* **DESCRIPTION OF THE TASK**:
Copy every line from the material below that holds "Lịch".

* **SUPPLIED RECORDS**:
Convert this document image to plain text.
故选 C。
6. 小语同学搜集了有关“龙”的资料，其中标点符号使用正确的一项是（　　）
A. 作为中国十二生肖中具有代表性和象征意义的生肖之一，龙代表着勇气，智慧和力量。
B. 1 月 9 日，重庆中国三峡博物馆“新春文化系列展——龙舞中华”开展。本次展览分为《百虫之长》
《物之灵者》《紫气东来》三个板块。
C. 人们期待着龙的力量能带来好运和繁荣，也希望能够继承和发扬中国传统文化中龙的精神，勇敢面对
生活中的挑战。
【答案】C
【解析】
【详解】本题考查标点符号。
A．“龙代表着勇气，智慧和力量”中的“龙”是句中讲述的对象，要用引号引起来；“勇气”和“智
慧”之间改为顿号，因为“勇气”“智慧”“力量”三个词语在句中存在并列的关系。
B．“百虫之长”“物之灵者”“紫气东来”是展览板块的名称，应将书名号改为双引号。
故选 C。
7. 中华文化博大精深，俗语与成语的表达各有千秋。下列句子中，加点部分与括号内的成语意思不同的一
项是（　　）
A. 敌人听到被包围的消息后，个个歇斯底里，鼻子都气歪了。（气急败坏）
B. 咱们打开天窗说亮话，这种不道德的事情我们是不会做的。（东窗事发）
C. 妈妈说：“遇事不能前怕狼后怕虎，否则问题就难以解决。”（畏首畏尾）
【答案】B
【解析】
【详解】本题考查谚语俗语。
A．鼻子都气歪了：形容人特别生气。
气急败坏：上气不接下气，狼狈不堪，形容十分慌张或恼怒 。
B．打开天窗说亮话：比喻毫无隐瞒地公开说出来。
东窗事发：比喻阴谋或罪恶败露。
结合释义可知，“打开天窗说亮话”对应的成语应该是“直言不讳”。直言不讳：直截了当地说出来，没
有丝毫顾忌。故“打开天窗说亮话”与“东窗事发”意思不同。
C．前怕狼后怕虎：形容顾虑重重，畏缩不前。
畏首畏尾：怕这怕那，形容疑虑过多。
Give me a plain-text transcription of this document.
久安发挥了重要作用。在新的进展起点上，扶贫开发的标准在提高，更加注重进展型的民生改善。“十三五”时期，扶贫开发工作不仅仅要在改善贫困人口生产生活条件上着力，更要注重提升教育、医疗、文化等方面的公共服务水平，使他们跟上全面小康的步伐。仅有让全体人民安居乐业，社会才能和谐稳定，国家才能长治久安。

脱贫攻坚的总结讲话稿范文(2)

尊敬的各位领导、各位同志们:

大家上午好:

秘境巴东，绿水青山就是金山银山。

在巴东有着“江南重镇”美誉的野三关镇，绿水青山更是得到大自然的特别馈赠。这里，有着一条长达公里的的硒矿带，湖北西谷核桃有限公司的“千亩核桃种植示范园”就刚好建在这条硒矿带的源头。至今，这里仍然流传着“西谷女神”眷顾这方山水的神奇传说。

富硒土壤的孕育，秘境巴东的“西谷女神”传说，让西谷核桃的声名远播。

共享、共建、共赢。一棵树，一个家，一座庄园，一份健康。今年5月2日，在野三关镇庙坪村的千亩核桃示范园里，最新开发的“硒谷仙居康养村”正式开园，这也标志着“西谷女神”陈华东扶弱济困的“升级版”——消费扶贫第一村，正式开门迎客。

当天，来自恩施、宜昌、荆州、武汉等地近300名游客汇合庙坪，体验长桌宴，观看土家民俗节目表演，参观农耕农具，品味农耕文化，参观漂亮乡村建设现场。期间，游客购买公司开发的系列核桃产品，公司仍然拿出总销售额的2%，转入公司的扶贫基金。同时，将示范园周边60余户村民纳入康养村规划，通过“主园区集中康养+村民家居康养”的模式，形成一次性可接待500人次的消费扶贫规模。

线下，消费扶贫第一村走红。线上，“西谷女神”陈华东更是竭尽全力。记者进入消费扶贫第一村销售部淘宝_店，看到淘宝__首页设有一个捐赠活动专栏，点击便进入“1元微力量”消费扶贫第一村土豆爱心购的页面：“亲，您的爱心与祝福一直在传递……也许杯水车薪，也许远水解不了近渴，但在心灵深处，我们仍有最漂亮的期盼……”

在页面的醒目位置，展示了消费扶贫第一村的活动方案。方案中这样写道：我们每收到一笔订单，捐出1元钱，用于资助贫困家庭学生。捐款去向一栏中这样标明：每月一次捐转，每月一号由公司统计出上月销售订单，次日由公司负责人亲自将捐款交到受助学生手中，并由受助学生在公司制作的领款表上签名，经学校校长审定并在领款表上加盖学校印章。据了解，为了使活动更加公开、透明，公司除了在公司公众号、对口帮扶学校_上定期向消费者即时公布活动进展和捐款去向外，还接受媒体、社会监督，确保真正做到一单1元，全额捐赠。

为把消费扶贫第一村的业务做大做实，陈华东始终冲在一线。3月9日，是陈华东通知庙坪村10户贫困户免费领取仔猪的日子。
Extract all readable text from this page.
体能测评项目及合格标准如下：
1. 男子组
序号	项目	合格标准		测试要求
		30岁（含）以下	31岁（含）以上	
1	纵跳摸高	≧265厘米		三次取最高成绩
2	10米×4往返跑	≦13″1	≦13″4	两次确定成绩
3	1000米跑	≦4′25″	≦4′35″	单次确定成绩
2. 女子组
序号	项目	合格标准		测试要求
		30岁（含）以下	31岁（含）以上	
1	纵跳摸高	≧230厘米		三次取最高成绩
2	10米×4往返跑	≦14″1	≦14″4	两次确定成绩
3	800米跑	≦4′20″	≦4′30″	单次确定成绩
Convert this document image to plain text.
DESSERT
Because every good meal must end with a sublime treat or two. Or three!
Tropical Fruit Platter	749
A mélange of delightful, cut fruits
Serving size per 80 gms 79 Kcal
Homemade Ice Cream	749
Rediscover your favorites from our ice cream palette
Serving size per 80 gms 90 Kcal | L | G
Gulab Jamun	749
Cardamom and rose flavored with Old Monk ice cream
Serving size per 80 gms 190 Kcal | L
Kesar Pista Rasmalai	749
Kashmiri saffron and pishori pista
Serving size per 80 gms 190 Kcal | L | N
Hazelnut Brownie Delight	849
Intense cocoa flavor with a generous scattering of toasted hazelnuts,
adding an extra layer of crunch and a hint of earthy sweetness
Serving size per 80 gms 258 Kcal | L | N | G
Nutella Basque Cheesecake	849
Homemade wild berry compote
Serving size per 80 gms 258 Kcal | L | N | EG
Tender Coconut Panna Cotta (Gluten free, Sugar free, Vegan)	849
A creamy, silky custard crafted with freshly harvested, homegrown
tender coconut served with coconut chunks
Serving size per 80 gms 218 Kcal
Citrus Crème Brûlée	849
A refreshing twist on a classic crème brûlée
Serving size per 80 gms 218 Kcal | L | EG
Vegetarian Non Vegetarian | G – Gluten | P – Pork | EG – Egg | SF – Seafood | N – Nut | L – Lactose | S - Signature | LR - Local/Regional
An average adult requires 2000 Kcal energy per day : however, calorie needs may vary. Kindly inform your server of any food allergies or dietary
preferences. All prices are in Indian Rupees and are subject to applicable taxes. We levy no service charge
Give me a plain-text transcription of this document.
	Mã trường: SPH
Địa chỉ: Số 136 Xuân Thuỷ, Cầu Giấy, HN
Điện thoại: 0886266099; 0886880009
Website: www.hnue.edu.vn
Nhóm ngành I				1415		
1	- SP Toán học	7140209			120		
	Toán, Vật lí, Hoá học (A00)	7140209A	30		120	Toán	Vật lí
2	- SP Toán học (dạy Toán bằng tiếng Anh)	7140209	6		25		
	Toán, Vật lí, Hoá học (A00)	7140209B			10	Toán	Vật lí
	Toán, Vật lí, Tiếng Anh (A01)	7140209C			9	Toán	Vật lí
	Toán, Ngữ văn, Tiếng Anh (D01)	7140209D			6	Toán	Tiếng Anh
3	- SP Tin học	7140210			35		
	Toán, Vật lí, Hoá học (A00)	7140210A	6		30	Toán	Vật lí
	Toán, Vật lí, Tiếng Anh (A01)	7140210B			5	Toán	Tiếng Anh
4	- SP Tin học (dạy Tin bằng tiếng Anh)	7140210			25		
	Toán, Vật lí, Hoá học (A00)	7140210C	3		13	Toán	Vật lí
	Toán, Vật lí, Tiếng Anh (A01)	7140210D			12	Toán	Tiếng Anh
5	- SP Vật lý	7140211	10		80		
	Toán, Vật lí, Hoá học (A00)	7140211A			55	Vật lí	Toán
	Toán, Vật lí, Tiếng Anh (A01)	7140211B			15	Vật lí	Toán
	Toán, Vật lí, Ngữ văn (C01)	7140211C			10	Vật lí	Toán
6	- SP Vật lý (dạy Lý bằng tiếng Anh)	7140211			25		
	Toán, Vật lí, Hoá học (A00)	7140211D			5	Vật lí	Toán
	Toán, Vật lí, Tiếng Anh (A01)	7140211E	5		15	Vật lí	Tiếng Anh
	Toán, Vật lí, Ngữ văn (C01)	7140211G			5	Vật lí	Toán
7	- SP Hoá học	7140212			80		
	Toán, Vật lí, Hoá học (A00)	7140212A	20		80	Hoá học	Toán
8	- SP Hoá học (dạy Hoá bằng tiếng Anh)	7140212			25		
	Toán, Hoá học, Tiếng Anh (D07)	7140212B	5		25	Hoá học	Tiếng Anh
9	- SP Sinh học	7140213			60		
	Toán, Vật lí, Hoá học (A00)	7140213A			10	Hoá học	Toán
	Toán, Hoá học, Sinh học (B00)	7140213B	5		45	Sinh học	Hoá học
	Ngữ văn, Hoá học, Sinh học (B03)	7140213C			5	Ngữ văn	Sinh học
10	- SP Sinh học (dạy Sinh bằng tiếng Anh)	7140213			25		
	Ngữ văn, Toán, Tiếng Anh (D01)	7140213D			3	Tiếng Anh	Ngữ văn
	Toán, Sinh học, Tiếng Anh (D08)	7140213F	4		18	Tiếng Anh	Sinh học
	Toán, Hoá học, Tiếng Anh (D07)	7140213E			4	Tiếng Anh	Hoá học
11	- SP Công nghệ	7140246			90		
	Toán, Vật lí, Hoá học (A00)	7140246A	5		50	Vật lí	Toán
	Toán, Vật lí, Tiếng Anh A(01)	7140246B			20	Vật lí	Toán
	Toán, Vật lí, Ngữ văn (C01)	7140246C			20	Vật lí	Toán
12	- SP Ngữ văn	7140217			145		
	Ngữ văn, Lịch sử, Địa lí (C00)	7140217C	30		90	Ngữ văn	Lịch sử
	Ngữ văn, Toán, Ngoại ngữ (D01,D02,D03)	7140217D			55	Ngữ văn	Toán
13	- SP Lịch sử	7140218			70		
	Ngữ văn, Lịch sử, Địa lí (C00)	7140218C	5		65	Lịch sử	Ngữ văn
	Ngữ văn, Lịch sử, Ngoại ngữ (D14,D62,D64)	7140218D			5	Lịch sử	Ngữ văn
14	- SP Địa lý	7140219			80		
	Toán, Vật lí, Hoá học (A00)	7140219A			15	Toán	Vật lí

* **WORKED ANSWER**:
	Ngữ văn, Lịch sử, Địa lí (C00)	7140217C	30		90	Ngữ văn	Lịch sử
13	- SP Lịch sử	7140218			70		
	Ngữ văn, Lịch sử, Địa lí (C00)	7140218C	5		65	Lịch sử	Ngữ văn
	Ngữ văn, Lịch sử, Ngoại ngữ (D14,D62,D64)	7140218D			5	Lịch sử	Ngữ văn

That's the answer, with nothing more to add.